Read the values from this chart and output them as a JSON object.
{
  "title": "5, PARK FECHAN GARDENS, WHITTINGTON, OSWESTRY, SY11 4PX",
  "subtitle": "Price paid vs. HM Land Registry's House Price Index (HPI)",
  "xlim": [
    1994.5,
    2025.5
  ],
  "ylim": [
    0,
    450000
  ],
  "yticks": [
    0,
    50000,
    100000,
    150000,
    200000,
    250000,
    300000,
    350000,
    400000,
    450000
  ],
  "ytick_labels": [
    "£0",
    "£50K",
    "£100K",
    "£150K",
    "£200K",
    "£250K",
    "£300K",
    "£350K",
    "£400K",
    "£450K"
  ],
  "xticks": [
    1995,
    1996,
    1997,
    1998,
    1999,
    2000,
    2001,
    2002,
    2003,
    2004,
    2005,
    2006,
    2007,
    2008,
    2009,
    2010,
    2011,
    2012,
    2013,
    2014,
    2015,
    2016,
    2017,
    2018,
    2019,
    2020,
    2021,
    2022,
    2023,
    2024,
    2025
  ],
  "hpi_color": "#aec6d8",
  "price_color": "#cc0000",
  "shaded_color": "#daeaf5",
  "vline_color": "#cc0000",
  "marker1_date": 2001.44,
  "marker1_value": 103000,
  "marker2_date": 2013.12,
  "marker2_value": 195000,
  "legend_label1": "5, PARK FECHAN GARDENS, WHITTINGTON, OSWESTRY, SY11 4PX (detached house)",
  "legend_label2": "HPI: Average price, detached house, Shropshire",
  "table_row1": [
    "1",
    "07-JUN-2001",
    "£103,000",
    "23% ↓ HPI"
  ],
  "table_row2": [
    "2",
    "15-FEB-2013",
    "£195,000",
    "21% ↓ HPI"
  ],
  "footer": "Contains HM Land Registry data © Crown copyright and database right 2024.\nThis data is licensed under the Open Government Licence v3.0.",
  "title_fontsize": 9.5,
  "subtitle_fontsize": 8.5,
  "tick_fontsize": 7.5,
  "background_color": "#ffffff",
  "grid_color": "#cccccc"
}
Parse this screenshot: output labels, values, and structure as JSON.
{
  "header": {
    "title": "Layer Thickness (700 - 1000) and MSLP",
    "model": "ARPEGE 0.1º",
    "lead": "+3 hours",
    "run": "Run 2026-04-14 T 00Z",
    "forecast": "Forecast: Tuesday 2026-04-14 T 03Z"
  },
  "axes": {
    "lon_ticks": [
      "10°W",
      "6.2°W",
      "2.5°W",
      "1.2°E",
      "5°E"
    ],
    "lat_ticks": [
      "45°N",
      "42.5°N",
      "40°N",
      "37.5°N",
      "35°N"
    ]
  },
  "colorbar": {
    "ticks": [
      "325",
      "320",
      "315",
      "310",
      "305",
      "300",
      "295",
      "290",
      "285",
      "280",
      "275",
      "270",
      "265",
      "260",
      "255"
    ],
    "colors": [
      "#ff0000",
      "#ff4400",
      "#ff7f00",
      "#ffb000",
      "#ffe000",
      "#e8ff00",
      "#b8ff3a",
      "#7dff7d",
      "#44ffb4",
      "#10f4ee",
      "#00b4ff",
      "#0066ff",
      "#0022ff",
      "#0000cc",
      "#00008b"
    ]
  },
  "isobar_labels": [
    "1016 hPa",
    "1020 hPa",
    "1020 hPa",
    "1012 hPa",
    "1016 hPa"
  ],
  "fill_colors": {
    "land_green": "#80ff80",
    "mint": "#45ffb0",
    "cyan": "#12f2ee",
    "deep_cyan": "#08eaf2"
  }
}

### WRITTEN INSTRUCTION
Print all of the entries exactly as they are written.

### ANSWER TO THE EXERCISE
Read the values from this chart and output them as a JSON object.
{
  "title": "5, PARK FECHAN GARDENS, WHITTINGTON, OSWESTRY, SY11 4PX",
  "subtitle": "Price paid vs. HM Land Registry's House Price Index (HPI)",
  "xlim": [
    1994.5,
    2025.5
  ],
  "ylim": [
    0,
    450000
  ],
  "yticks": [
    0,
    50000,
    100000,
    150000,
    200000,
    250000,
    300000,
    350000,
    400000,
    450000
  ],
  "ytick_labels": [
    "£0",
    "£50K",
    "£100K",
    "£150K",
    "£200K",
    "£250K",
    "£300K",
    "£350K",
    "£400K",
    "£450K"
  ],
  "xticks": [
    1995,
    1996,
    1997,
    1998,
    1999,
    2000,
    2001,
    2002,
    2003,
    2004,
    2005,
    2006,
    2007,
    2008,
    2009,
    2010,
    2011,
    2012,
    2013,
    2014,
    2015,
    2016,
    2017,
    2018,
    2019,
    2020,
    2021,
    2022,
    2023,
    2024,
    2025
  ],
  "hpi_color": "#aec6d8",
  "price_color": "#cc0000",
  "shaded_color": "#daeaf5",
  "vline_color": "#cc0000",
  "marker1_date": 2001.44,
  "marker1_value": 103000,
  "marker2_date": 2013.12,
  "marker2_value": 195000,
  "legend_label1": "5, PARK FECHAN GARDENS, WHITTINGTON, OSWESTRY, SY11 4PX (detached house)",
  "legend_label2": "HPI: Average price, detached house, Shropshire",
  "table_row1": [
    "1",
    "07-JUN-2001",
    "£103,000",
    "23% ↓ HPI"
  ],
  "table_row2": [
    "2",
    "15-FEB-2013",
    "£195,000",
    "21% ↓ HPI"
  ],
  "footer": "Contains HM Land Registry data © Crown copyright and database right 2024.\nThis data is licensed under the Open Government Licence v3.0.",
  "title_fontsize": 9.5,
  "subtitle_fontsize": 8.5,
  "tick_fontsize": 7.5,
  "background_color": "#ffffff",
  "grid_color": "#cccccc"
}
Parse this screenshot: output labels, values, and structure as JSON.
{
  "header": {
    "title": "Layer Thickness (700 - 1000) and MSLP",
    "model": "ARPEGE 0.1º",
    "lead": "+3 hours",
    "run": "Run 2026-04-14 T 00Z",
    "forecast": "Forecast: Tuesday 2026-04-14 T 03Z"
  },
  "axes": {
    "lon_ticks": [
      "10°W",
      "6.2°W",
      "2.5°W",
      "1.2°E",
      "5°E"
    ],
    "lat_ticks": [
      "45°N",
      "42.5°N",
      "40°N",
      "37.5°N",
      "35°N"
    ]
  },
  "colorbar": {
    "ticks": [
      "325",
      "320",
      "315",
      "310",
      "305",
      "300",
      "295",
      "290",
      "285",
      "280",
      "275",
      "270",
      "265",
      "260",
      "255"
    ],
    "colors": [
      "#ff0000",
      "#ff4400",
      "#ff7f00",
      "#ffb000",
      "#ffe000",
      "#e8ff00",
      "#b8ff3a",
      "#7dff7d",
      "#44ffb4",
      "#10f4ee",
      "#00b4ff",
      "#0066ff",
      "#0022ff",
      "#0000cc",
      "#00008b"
    ]
  },
  "isobar_labels": [
    "1016 hPa",
    "1020 hPa",
    "1020 hPa",
    "1012 hPa",
    "1016 hPa"
  ],
  "fill_colors": {
    "land_green": "#80ff80",
    "mint": "#45ffb0",
    "cyan": "#12f2ee",
    "deep_cyan": "#08eaf2"
  }
}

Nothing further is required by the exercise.